■ WHAT YOU SHOULD DO
Scan the data for "down" and copy the lines it appears in.

■ RECORD LIST

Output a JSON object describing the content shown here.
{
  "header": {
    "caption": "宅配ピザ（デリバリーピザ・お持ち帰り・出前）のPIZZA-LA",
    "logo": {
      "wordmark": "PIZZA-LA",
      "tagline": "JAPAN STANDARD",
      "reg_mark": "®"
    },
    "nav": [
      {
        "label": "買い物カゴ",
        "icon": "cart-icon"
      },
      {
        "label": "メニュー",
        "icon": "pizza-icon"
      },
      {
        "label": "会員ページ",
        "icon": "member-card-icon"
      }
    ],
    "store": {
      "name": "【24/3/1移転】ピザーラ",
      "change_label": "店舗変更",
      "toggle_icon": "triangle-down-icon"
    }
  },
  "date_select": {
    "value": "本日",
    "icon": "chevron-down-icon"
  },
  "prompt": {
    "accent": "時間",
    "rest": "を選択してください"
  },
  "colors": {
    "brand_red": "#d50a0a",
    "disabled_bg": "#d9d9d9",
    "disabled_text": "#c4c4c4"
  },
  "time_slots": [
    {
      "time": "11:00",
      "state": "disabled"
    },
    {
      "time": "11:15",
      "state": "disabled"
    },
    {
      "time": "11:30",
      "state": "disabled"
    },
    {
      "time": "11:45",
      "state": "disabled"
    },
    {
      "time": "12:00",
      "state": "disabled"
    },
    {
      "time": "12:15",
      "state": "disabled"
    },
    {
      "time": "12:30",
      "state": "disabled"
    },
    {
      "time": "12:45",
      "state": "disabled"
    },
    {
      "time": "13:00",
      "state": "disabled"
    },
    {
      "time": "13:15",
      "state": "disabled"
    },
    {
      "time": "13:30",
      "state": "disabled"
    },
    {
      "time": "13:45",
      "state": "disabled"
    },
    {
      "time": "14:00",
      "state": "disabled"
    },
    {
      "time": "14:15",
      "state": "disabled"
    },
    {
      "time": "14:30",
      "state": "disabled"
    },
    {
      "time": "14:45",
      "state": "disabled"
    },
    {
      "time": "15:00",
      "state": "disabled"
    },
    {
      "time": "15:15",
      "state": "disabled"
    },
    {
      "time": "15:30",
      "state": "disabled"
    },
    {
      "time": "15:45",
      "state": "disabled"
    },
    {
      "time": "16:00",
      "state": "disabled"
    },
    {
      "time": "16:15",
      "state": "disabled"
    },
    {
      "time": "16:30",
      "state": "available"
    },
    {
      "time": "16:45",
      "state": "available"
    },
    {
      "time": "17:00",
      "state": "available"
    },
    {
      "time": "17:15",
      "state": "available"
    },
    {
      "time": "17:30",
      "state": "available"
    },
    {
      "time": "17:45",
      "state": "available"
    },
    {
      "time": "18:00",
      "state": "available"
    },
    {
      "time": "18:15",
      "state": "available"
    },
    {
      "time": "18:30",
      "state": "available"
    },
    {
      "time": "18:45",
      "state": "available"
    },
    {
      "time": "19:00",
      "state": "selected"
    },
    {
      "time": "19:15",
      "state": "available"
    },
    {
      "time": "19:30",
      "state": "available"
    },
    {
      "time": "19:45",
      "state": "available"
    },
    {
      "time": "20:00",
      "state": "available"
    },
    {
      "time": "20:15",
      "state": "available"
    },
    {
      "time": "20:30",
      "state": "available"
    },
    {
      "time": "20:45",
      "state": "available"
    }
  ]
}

■ ANSWER FOR THIS EXERCISE
      "toggle_icon": "triangle-down-icon"
    "icon": "chevron-down-icon"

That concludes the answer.